Look below and pull out each line with the word "siete".
++++ Exercise inputs
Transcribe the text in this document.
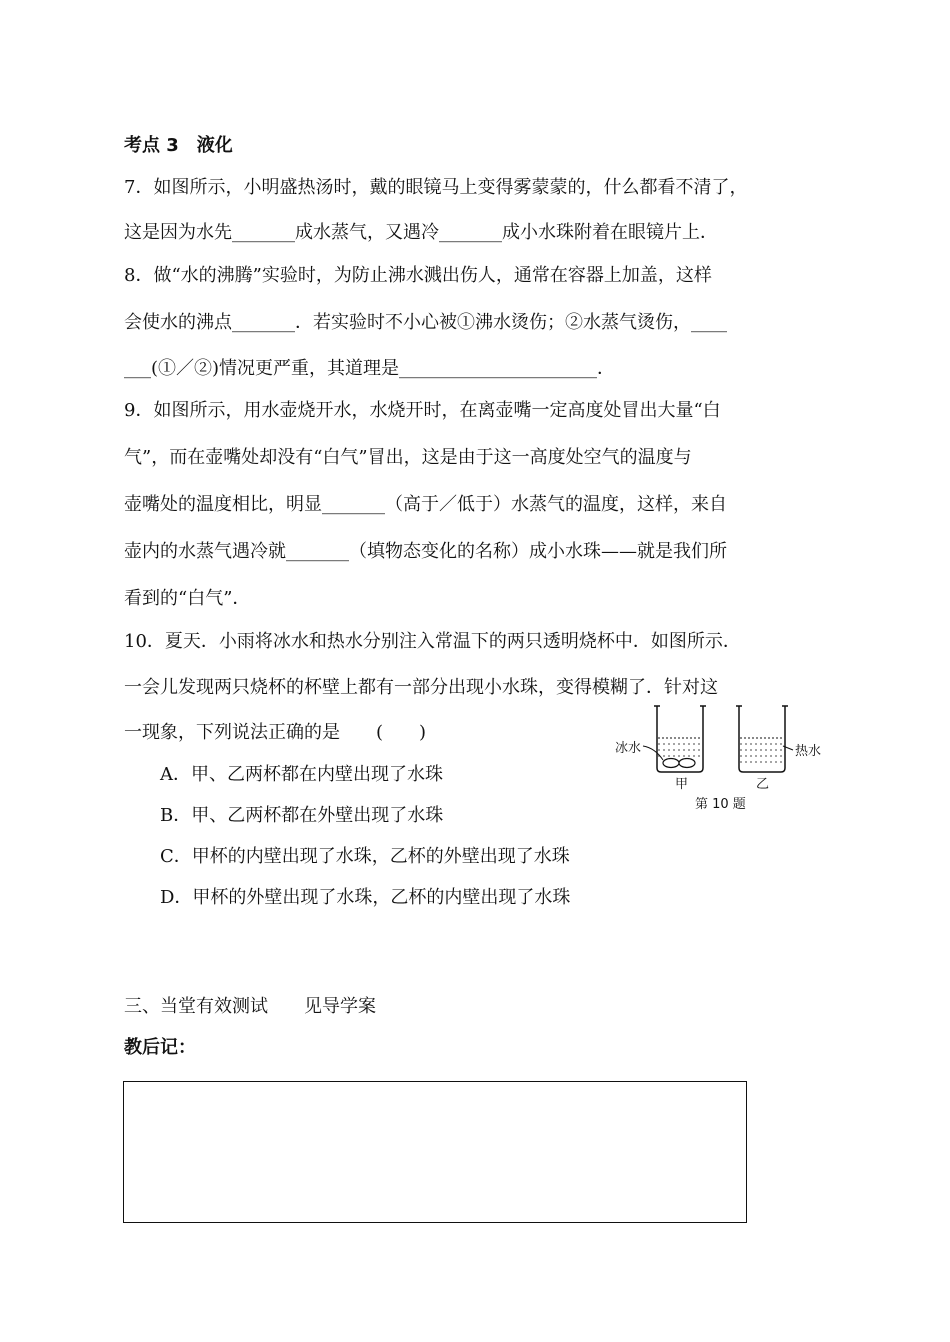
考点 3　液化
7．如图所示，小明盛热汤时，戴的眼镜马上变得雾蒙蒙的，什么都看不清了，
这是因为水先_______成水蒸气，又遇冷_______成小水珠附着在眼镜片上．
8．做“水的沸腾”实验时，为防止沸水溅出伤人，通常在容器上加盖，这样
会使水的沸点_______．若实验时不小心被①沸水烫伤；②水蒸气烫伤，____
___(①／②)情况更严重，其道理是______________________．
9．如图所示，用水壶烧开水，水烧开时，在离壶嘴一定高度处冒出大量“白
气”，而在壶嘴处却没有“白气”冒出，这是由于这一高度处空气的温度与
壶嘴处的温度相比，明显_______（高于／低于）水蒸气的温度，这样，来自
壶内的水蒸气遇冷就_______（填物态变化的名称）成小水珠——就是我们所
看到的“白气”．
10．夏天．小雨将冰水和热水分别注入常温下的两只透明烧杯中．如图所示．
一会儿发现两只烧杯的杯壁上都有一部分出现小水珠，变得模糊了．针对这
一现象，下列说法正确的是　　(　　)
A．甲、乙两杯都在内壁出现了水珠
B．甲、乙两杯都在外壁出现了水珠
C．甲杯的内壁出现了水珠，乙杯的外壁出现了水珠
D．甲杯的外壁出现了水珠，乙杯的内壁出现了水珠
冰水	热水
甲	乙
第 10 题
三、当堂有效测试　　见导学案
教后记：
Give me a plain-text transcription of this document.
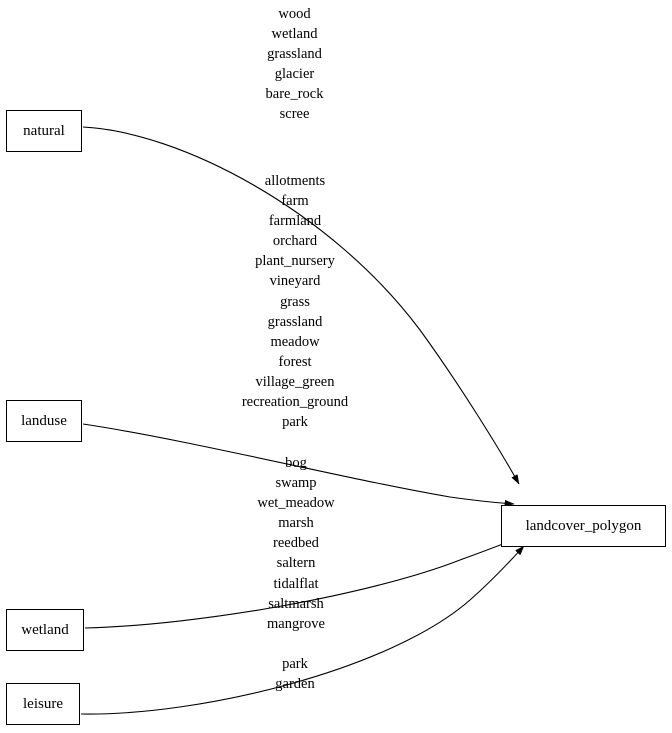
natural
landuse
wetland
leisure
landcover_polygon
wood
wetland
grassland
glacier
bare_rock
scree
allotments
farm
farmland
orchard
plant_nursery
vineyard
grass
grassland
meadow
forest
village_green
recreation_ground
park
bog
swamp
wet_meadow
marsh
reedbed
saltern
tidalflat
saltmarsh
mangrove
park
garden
++++++++
++++ Exercise inputs
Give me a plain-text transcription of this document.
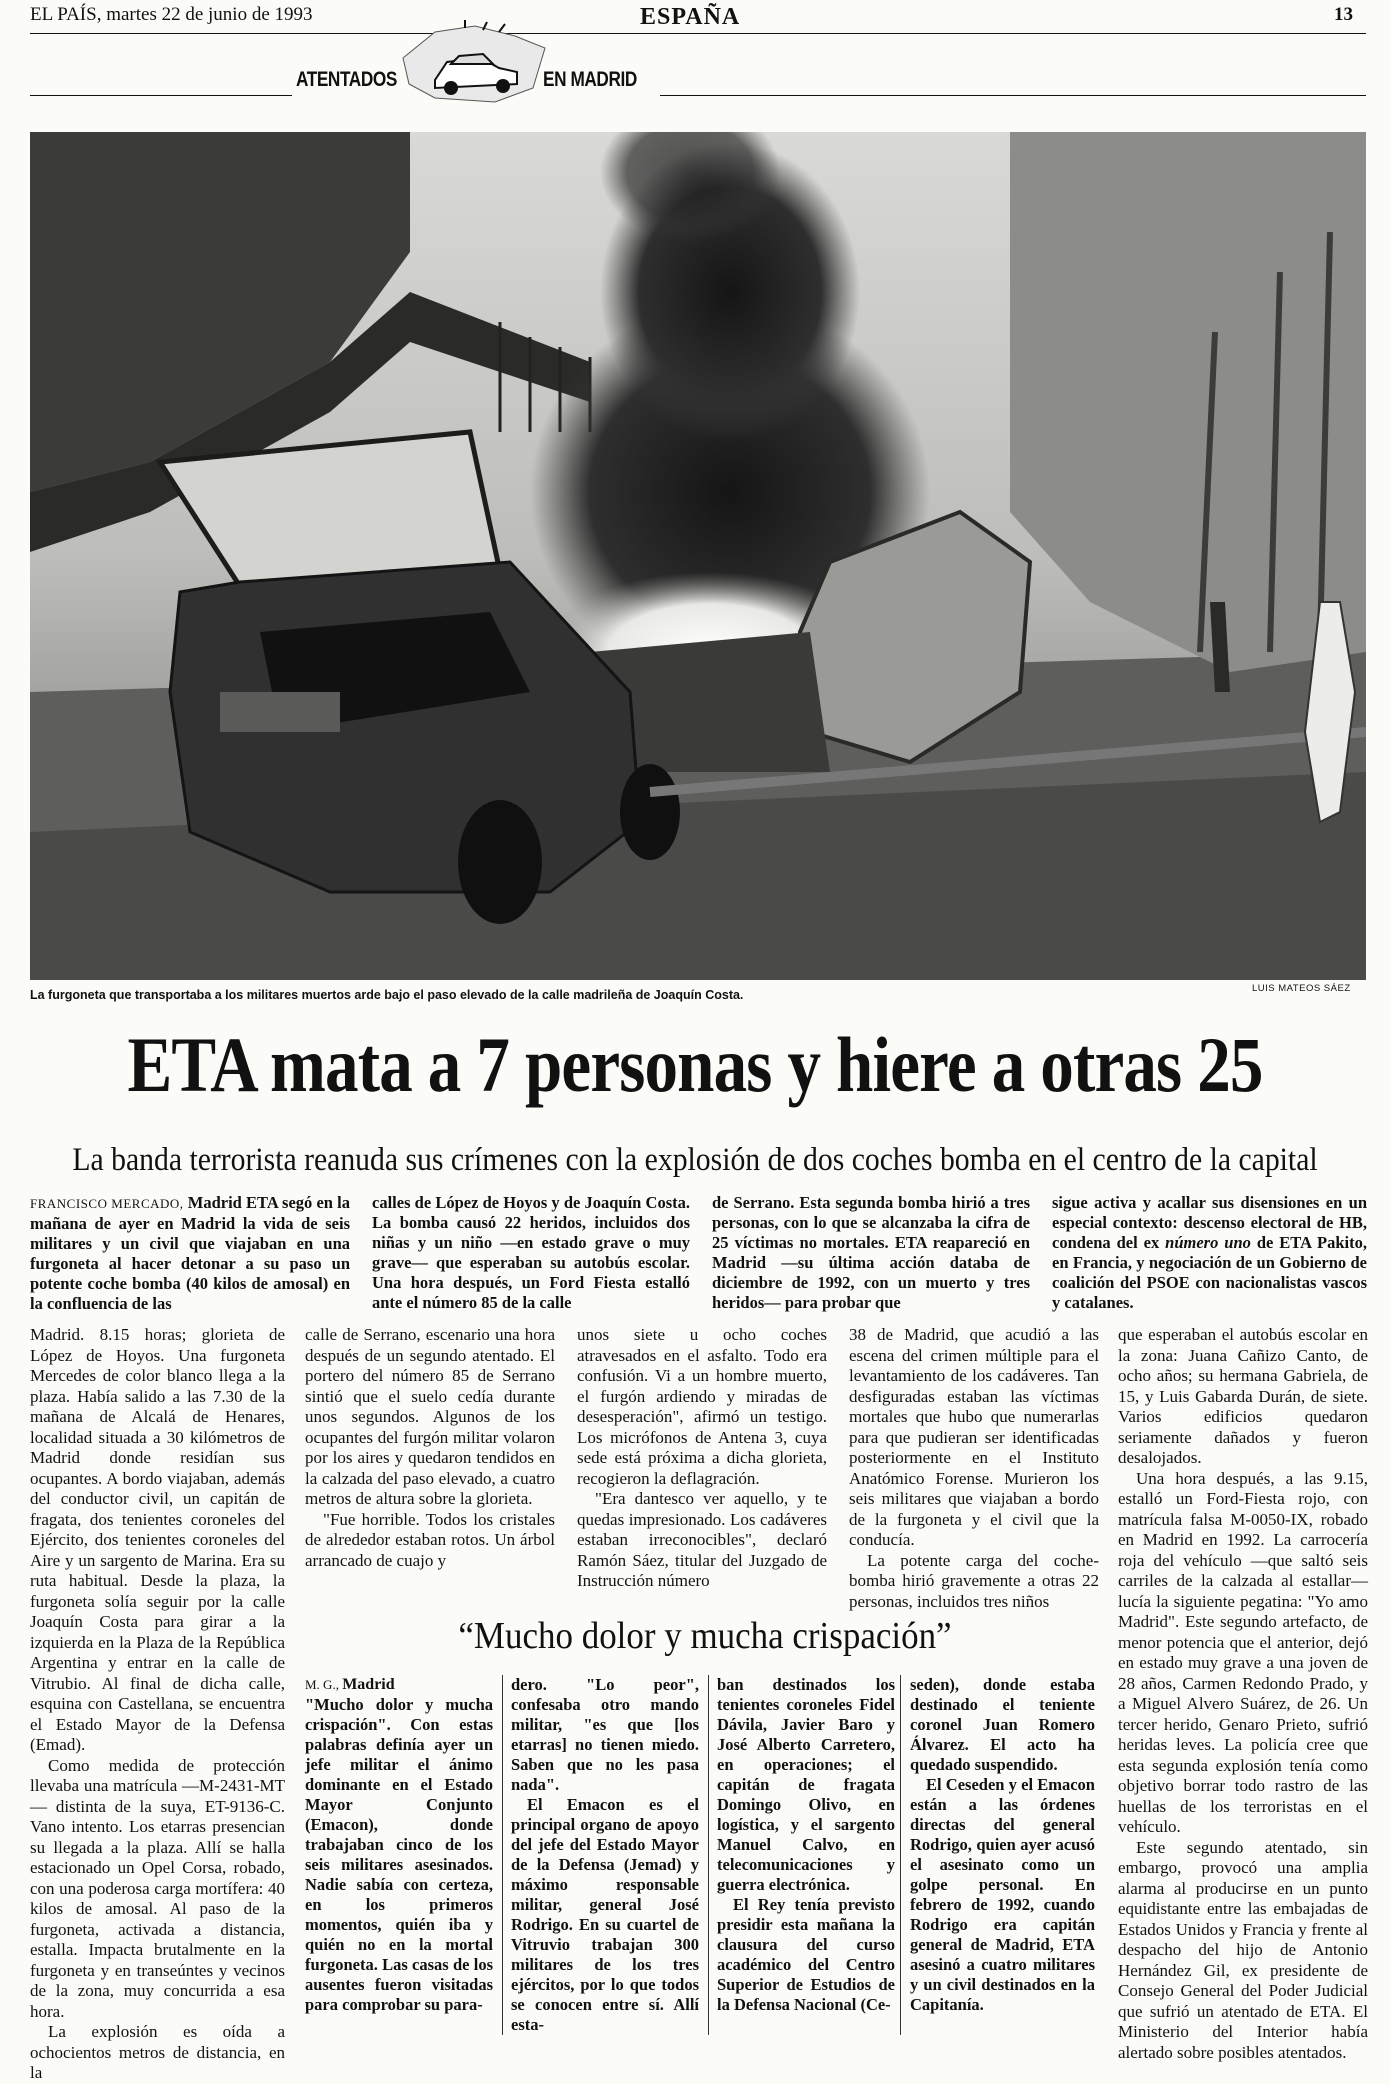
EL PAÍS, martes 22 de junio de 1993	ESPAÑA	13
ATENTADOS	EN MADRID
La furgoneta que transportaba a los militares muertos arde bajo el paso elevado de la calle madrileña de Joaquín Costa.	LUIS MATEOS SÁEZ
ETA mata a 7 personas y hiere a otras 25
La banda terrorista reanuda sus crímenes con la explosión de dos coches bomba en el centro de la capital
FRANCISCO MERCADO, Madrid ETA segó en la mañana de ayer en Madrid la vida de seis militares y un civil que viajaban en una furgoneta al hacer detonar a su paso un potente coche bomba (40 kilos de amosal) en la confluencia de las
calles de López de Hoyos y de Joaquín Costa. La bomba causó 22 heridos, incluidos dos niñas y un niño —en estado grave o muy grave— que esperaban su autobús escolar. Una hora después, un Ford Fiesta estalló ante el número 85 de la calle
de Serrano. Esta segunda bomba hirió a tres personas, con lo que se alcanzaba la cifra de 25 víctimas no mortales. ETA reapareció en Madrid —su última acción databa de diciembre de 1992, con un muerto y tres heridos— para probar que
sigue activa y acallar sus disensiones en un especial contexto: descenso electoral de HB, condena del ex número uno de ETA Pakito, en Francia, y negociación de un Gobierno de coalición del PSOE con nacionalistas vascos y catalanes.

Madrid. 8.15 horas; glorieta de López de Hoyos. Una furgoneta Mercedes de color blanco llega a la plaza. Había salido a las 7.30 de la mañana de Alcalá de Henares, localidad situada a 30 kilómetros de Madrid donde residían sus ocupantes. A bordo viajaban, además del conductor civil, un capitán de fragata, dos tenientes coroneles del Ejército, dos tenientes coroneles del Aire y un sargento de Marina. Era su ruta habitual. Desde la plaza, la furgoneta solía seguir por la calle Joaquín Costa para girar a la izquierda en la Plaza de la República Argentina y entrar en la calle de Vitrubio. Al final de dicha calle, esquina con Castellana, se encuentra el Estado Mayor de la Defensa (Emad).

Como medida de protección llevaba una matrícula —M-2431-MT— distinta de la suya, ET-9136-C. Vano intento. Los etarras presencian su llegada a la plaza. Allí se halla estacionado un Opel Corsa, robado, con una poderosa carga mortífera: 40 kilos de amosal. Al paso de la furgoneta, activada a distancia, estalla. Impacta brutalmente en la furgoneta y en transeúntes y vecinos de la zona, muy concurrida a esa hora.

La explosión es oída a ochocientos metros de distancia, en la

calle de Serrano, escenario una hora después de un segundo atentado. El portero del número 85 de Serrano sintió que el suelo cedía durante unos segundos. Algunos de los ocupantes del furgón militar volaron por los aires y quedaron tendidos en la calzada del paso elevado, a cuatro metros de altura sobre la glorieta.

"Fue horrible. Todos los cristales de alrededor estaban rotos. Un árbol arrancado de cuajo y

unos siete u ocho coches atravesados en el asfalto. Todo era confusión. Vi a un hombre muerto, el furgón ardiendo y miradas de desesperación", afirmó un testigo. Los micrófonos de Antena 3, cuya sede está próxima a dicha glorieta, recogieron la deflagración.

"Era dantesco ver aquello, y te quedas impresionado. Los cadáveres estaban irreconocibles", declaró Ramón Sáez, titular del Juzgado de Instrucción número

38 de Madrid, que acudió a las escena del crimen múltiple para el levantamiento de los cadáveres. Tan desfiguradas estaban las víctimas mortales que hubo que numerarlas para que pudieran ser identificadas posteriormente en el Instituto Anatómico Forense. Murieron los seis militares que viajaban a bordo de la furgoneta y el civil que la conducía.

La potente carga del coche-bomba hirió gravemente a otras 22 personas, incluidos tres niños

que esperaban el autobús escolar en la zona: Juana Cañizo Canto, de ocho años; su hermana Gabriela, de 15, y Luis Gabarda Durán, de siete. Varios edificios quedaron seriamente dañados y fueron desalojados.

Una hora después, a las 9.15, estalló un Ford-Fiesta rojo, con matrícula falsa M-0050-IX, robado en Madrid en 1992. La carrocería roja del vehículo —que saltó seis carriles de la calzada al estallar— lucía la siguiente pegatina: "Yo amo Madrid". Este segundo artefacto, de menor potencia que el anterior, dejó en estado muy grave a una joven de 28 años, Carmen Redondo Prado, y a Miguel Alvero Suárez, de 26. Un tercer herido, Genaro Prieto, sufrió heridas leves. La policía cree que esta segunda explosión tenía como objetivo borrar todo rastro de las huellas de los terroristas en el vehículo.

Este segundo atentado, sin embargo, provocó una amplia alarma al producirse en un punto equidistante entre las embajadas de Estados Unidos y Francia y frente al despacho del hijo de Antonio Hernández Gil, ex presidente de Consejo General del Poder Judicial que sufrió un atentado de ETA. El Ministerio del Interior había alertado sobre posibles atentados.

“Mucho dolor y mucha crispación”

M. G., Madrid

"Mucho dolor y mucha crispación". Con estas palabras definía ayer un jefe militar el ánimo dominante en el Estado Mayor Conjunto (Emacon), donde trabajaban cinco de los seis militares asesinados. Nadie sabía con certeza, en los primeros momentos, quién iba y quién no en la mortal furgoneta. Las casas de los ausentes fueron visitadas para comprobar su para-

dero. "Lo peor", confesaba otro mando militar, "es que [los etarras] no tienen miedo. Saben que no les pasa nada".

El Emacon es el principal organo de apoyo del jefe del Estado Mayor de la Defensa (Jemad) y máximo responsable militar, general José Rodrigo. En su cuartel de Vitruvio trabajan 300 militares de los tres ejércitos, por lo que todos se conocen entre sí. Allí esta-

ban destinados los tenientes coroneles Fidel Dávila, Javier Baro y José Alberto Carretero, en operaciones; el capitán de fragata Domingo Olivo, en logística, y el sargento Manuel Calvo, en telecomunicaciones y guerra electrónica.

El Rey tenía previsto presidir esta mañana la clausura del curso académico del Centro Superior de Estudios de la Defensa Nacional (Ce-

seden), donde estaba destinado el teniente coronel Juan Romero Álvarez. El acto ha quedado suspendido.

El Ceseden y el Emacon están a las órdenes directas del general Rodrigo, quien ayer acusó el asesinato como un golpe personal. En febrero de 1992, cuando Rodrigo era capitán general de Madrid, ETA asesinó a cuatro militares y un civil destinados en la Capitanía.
++++++++
++++ Exercise inputs
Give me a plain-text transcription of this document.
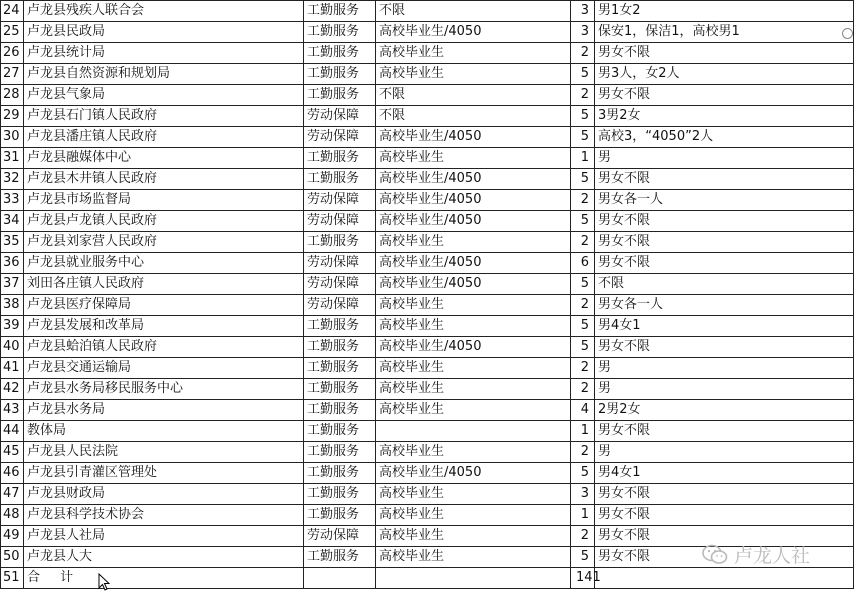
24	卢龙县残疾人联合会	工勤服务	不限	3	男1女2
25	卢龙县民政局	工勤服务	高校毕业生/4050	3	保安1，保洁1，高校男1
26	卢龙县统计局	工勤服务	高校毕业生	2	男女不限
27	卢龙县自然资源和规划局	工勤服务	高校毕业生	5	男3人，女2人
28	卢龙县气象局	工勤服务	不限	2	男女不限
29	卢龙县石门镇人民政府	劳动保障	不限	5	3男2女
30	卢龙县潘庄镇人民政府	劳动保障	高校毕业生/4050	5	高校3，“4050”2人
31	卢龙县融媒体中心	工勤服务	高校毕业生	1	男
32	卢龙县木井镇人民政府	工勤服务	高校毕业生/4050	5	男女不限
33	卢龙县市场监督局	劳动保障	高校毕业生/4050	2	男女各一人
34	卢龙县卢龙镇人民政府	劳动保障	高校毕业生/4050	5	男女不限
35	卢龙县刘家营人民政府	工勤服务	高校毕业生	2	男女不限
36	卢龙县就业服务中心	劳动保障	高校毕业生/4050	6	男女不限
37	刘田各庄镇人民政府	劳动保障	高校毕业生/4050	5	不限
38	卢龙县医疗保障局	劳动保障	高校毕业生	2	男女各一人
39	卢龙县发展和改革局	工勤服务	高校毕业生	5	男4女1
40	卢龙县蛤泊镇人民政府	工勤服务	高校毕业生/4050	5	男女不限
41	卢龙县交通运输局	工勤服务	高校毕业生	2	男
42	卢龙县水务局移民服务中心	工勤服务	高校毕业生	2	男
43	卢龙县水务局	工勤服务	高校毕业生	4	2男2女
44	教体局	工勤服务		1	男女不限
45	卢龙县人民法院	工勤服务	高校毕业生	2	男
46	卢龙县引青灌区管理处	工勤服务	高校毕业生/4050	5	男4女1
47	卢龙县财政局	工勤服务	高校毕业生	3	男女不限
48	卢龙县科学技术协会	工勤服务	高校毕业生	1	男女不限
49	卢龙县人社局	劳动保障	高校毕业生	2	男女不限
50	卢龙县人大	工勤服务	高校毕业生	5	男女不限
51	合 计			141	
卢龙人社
++++++++
▸ **The reply**:
unos siete u ocho coches atravesados en el asfalto. Todo era confusión. Vi a un hombre muerto, el furgón ardiendo y miradas de desesperación", afirmó un testigo. Los micrófonos de Antena 3, cuya sede está próxima a dicha glorieta, recogieron la deflagración.
que esperaban el autobús escolar en la zona: Juana Cañizo Canto, de ocho años; su hermana Gabriela, de 15, y Luis Gabarda Durán, de siete. Varios edificios quedaron seriamente dañados y fueron desalojados.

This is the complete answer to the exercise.